Text provided:
Specifically, the regulation designated as 12 NYCRR 840.1, entitled "Airborne Infections Disease Exposure Prevention Standard" requires employers to:


  • Establish a written exposure prevention plan designed to eliminate or minimize employee exposure in the event of an outbreak of an airborne infectious disease;
  • Update exposure prevention plans whenever necessary to reflect new or modified tasks which affect occupational exposure and to reflect new or modified employee assignments;
  • Make exposure prevention plans available, upon requests, to all employees;
  • Select and obtain appropriate exposure controls appropriate for exposure risks (i.e. health screenings, masks, distancing, hygiene, etc.); and 
  • Prohibit employers from retaliating against employees for exercising their rights under an employer's exposure prevention plan. 

Do you agree with this proposed final regulation? 


To make your voice heard, comments should be sent to Michael Paglialonga, Department of Labor, at regulations@labor.ny.gov, by November 2, 2021. 





Friday, August 27, 2021

Evictions Evictions - Get Your Evictions - US Supreme Court Opens the Floodgates

On August 27, 2021, the US Supreme Court opened the floodgates for evictions throughout the United States in the case of Alabama Association of Realtors v. DHHS


Landlords, have you called your attorney yet to start the eviction process?

Listed records:
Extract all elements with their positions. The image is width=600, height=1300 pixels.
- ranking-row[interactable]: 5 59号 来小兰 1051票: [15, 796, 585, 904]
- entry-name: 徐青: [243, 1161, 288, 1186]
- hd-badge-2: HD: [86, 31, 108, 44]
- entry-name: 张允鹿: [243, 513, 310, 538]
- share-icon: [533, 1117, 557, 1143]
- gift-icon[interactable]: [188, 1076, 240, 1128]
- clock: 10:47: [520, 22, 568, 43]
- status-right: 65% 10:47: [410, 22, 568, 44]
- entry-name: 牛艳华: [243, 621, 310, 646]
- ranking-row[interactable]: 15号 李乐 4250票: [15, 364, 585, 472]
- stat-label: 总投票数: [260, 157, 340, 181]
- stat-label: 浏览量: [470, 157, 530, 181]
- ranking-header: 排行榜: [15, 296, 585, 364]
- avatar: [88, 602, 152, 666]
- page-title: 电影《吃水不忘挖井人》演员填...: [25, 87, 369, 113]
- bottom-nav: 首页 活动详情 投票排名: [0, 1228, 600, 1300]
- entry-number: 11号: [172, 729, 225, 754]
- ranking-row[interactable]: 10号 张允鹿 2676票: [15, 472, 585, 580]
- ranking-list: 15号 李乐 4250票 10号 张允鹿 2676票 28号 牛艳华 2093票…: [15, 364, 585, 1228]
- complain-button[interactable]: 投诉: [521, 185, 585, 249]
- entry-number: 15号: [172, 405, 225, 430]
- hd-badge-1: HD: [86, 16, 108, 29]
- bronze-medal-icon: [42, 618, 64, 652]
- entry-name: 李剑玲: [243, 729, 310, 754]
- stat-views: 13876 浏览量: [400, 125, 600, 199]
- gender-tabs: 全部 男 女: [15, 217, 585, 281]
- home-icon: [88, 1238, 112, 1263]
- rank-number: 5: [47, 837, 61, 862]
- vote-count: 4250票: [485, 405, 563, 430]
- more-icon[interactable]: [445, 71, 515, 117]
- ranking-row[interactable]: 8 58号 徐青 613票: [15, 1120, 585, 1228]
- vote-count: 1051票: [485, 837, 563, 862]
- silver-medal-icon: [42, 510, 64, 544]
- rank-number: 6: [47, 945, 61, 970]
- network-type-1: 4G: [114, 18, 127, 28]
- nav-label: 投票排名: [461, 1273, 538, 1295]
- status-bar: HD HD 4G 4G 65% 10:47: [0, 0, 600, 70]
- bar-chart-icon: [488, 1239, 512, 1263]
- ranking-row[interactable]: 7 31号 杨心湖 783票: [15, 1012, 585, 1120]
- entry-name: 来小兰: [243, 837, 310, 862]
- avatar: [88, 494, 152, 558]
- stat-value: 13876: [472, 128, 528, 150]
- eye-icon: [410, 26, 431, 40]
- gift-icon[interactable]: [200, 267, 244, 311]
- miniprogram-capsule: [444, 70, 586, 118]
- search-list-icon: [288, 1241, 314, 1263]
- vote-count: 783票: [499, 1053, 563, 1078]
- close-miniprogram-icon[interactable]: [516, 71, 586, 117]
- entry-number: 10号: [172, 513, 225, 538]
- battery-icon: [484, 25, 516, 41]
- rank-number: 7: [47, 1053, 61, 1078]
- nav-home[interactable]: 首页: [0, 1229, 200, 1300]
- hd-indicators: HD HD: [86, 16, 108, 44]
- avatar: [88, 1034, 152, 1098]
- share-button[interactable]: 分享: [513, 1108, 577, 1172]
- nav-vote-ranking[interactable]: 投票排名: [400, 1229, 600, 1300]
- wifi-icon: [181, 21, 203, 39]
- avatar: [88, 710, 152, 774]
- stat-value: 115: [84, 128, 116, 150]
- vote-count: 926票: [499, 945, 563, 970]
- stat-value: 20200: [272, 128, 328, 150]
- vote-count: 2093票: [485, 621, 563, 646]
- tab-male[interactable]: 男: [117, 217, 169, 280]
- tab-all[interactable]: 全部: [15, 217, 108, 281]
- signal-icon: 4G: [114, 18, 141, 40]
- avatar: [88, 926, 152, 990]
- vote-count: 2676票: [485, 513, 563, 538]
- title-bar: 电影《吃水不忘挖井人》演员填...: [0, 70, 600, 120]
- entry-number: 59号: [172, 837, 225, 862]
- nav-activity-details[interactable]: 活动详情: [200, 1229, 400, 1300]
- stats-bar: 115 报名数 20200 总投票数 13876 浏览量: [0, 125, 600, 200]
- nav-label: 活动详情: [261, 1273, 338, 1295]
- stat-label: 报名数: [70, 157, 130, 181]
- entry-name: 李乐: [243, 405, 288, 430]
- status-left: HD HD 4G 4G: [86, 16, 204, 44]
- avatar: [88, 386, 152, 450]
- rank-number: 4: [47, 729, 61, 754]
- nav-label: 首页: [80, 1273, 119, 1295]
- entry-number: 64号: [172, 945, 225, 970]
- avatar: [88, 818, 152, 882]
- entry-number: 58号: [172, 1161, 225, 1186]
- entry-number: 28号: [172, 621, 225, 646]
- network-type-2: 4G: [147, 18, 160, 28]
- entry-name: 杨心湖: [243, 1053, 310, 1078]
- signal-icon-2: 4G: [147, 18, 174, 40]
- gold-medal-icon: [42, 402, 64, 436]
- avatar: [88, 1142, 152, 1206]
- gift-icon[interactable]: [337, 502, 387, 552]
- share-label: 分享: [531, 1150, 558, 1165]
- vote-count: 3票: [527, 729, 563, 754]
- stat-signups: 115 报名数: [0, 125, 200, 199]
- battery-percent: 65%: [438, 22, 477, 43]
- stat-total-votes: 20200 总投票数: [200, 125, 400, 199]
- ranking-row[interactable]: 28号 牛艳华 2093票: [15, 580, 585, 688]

To do:
1. In the text provided, extract the passage from "Specifically, the regulation" up to and including "proposed final regulation?".
2. Decide whether each statement agrees with the text provided, and answer yes or no with the deciding words from the text quoted exactly. (a) Comments on the proposed final regulation are due by November 2, 2021. (b) Employers must make exposure prevention plans available only to supervisors. (c) Employers are allowed to retaliate against employees who exercise their rights under an exposure prevention plan.

Replies:
1.
Specifically, the regulation designated as 12 NYCRR 840.1, entitled "Airborne Infections Disease Exposure Prevention Standard" requires employers to:


  • Establish a written exposure prevention plan designed to eliminate or minimize employee exposure in the event of an outbreak of an airborne infectious disease;
  • Update exposure prevention plans whenever necessary to reflect new or modified tasks which affect occupational exposure and to reflect new or modified employee assignments;
  • Make exposure prevention plans available, upon requests, to all employees;
  • Select and obtain appropriate exposure controls appropriate for exposure risks (i.e. health screenings, masks, distancing, hygiene, etc.); and 
  • Prohibit employers from retaliating against employees for exercising their rights under an employer's exposure prevention plan. 

Do you agree with this proposed final regulation?

2.
(a) Yes: "by November 2, 2021"
(b) No: "Make exposure prevention plans available, upon requests, to all employees"
(c) No: "Prohibit employers from retaliating against employees for exercising their rights under an employer's exposure prevention plan"